WORK INSTRUCTIONS: Find every line in the records below that holds the word "vertices" and copy it.

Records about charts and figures
------------------------------------------------
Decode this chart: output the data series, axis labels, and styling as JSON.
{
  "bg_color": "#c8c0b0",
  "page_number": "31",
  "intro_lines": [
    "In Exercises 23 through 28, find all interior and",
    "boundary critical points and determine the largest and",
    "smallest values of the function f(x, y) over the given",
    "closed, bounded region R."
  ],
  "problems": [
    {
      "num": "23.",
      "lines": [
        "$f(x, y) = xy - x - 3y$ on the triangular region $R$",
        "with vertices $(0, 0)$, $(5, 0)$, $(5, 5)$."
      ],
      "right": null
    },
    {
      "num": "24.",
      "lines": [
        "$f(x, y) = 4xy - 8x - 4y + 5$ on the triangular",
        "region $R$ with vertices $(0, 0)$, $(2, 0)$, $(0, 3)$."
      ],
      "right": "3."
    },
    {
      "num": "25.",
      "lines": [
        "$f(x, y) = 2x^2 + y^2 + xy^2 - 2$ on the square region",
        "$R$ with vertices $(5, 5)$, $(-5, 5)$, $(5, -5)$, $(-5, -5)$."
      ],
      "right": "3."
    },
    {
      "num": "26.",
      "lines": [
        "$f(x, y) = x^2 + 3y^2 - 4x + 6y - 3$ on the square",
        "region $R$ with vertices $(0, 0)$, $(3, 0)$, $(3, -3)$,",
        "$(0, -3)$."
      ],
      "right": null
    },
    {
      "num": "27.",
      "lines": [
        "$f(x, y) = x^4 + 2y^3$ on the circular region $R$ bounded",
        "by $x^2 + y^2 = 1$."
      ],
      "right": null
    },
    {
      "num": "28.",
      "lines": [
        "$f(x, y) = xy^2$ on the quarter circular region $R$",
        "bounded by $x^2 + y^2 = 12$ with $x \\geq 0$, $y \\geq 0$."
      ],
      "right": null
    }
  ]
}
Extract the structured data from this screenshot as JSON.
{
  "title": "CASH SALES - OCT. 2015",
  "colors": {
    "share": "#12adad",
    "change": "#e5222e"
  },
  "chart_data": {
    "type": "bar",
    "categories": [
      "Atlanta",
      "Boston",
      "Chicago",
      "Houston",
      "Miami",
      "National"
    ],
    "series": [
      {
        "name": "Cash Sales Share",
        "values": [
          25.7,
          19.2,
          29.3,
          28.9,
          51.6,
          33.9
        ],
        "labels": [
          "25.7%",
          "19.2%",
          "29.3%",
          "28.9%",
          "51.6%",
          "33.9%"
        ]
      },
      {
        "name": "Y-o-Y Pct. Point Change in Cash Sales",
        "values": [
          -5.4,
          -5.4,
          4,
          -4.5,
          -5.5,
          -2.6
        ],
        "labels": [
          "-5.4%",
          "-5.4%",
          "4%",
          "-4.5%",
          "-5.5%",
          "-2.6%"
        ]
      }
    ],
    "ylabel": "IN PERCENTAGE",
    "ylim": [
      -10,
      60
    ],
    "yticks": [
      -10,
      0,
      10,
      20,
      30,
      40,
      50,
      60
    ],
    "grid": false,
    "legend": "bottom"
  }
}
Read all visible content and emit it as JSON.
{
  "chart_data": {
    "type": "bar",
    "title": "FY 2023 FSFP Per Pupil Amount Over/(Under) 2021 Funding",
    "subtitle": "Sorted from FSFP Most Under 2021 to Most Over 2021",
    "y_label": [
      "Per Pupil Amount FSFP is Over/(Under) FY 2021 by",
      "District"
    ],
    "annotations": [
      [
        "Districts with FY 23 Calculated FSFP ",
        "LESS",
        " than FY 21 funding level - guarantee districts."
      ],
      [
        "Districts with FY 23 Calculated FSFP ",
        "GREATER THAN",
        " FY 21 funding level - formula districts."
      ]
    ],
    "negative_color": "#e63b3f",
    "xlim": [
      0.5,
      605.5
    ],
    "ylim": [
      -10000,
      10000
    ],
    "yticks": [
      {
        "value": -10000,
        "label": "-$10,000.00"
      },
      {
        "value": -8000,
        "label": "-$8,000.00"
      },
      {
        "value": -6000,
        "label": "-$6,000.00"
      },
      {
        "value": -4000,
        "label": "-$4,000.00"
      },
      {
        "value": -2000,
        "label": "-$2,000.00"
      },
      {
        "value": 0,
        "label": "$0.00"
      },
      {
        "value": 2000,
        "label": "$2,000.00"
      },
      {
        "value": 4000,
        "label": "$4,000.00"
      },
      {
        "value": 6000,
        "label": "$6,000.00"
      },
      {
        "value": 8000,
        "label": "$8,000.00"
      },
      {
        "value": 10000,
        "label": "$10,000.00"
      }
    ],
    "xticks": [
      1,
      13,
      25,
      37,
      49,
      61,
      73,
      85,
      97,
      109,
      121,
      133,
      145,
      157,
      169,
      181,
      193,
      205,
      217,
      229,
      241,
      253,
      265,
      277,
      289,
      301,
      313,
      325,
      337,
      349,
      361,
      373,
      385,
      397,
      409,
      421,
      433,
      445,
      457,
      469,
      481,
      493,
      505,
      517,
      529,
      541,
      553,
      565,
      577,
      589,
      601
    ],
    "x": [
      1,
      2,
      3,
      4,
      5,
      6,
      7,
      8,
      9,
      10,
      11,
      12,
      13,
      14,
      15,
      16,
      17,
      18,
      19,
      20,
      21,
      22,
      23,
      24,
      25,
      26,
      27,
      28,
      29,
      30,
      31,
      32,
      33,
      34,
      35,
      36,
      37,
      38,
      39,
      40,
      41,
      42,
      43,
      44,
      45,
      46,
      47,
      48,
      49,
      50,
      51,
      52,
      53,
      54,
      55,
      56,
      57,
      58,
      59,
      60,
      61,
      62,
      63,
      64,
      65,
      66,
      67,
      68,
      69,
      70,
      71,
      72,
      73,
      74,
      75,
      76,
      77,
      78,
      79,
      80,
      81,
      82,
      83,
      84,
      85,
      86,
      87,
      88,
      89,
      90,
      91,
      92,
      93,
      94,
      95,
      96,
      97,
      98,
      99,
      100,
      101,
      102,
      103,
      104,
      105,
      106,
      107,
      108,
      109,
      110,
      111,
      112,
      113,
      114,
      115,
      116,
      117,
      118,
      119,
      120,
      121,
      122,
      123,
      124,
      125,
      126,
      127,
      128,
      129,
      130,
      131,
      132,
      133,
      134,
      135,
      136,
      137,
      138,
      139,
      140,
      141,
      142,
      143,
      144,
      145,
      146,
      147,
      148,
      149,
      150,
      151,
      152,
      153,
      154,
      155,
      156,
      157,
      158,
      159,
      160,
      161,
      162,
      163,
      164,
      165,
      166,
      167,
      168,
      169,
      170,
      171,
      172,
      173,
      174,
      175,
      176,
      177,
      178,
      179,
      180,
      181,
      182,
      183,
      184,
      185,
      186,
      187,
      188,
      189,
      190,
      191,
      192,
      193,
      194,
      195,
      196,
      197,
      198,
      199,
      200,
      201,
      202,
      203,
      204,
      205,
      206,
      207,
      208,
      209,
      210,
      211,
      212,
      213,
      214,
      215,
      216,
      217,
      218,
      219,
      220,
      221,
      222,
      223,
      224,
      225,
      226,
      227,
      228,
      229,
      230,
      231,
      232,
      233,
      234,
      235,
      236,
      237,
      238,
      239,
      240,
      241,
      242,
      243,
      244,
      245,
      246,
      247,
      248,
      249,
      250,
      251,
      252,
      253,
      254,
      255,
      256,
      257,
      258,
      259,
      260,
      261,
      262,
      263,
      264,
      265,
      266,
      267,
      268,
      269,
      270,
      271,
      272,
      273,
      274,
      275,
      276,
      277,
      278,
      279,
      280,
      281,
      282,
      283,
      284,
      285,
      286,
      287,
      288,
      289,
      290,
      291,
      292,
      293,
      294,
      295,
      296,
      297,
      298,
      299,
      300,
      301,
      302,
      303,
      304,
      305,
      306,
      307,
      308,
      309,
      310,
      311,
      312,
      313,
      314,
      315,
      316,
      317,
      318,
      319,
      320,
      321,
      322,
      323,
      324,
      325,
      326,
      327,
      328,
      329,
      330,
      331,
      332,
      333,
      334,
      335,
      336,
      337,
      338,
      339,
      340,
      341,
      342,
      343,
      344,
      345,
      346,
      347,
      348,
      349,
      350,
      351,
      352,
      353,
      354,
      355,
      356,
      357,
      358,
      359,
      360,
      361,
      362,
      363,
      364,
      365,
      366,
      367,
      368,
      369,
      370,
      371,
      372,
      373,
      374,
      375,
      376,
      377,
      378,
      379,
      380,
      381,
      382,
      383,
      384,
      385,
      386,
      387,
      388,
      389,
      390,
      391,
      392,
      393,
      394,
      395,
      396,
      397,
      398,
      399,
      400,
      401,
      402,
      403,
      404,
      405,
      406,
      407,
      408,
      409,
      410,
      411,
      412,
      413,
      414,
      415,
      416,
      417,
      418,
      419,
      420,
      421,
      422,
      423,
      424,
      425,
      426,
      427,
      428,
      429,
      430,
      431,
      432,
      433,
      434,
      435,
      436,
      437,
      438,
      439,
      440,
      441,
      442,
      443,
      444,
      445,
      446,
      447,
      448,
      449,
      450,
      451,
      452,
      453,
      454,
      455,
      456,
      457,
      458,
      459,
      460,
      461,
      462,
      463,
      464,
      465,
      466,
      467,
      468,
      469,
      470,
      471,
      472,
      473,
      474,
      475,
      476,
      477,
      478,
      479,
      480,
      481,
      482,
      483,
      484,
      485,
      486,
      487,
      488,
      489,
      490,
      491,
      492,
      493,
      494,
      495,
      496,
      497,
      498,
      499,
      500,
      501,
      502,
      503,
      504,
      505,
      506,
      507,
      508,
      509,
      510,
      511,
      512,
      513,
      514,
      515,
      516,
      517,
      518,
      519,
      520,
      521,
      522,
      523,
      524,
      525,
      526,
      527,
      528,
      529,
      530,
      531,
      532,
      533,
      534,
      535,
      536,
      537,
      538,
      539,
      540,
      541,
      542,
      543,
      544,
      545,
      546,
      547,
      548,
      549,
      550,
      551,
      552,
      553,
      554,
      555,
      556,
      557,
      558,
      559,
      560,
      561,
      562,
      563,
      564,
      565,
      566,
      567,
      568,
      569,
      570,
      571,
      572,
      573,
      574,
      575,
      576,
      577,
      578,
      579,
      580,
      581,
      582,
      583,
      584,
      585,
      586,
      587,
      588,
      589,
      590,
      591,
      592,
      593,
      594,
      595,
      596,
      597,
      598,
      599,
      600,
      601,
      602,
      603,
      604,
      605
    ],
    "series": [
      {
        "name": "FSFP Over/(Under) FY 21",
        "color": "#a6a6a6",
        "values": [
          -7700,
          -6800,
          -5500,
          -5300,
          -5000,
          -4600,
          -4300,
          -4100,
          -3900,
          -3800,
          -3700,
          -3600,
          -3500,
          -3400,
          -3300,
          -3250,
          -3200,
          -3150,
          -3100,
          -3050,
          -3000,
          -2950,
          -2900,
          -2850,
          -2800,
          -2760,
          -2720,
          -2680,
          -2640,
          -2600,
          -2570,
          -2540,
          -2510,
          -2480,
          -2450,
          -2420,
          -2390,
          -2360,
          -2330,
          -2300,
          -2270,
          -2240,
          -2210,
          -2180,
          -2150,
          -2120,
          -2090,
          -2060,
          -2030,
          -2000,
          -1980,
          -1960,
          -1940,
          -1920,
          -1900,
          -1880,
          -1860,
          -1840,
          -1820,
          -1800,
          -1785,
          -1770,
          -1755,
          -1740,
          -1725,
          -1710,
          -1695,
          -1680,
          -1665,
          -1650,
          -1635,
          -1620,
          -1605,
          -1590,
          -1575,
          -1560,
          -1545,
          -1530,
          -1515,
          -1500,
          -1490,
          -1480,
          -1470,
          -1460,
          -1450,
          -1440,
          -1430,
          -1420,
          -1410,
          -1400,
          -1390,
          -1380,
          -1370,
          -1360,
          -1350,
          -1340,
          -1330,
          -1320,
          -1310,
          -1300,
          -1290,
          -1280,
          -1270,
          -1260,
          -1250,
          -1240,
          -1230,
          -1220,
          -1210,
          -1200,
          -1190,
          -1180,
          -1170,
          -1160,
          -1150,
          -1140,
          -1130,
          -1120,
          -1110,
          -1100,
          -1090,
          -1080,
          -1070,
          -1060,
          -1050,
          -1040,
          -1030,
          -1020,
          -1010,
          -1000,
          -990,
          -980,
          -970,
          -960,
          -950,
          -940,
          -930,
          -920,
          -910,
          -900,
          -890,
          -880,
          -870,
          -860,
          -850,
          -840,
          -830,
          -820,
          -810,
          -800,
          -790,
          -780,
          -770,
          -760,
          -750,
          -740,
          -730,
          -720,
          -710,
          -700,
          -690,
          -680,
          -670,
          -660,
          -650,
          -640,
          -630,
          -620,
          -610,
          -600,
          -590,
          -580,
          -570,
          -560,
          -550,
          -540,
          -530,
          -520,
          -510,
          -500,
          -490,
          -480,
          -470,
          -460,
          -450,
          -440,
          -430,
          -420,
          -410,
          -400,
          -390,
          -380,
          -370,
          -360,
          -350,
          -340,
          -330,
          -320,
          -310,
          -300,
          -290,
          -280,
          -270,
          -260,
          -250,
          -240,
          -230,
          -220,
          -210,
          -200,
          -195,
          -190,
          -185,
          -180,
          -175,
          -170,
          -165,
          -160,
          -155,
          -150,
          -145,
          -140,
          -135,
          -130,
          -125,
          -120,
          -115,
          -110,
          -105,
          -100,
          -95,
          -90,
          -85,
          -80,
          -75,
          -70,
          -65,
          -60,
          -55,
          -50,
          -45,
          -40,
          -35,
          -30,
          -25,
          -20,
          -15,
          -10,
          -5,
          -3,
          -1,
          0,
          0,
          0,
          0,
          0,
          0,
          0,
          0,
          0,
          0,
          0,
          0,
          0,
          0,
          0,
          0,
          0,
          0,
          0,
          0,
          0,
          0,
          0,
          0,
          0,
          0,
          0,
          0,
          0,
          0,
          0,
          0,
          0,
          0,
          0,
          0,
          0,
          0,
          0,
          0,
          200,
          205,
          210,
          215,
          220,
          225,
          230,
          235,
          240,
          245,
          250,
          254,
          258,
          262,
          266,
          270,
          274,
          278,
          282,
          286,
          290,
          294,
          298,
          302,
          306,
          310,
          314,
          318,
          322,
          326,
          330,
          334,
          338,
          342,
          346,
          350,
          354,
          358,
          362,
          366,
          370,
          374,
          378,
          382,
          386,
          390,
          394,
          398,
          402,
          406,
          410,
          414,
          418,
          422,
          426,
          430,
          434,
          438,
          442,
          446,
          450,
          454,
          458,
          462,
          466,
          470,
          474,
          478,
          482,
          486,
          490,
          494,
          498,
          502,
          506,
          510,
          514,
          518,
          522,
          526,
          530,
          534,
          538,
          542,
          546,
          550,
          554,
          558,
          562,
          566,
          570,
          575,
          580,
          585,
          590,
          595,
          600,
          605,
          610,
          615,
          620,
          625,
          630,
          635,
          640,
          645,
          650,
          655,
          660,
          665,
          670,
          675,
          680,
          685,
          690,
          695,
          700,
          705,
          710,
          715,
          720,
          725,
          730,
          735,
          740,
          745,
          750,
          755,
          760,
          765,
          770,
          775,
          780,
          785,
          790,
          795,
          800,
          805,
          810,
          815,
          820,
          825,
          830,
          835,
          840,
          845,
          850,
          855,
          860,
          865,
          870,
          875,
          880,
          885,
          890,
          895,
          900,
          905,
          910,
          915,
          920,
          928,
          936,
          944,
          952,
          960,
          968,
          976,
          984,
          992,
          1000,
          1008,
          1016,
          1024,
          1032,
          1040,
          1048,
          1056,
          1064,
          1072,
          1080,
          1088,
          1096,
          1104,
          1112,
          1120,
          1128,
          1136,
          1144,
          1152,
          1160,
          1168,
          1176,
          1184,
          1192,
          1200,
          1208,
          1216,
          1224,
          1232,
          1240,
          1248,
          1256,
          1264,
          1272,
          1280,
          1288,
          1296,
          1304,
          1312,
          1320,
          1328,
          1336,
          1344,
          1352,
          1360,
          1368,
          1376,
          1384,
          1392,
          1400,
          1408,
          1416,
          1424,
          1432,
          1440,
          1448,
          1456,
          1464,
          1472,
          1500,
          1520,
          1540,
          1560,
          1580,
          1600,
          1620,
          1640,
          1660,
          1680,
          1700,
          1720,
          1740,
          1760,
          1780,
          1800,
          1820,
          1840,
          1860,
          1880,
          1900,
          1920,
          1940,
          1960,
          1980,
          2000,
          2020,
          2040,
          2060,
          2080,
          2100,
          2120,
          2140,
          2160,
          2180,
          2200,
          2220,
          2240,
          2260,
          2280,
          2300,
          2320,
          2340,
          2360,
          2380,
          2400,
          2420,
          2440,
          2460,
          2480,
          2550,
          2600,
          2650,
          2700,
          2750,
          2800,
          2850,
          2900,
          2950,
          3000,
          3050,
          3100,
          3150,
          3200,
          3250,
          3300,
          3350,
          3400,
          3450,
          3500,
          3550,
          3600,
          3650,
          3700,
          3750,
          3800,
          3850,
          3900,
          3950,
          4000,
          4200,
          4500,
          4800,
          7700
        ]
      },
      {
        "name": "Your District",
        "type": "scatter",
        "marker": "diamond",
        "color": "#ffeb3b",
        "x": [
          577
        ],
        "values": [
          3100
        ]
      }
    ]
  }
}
------------------------------------------------
SOLUTION TO THIS EXERCISE:
        "with vertices $(0, 0)$, $(5, 0)$, $(5, 5)$."
        "region $R$ with vertices $(0, 0)$, $(2, 0)$, $(0, 3)$."
        "$R$ with vertices $(5, 5)$, $(-5, 5)$, $(5, -5)$, $(-5, -5)$."
        "region $R$ with vertices $(0, 0)$, $(3, 0)$, $(3, -3)$,",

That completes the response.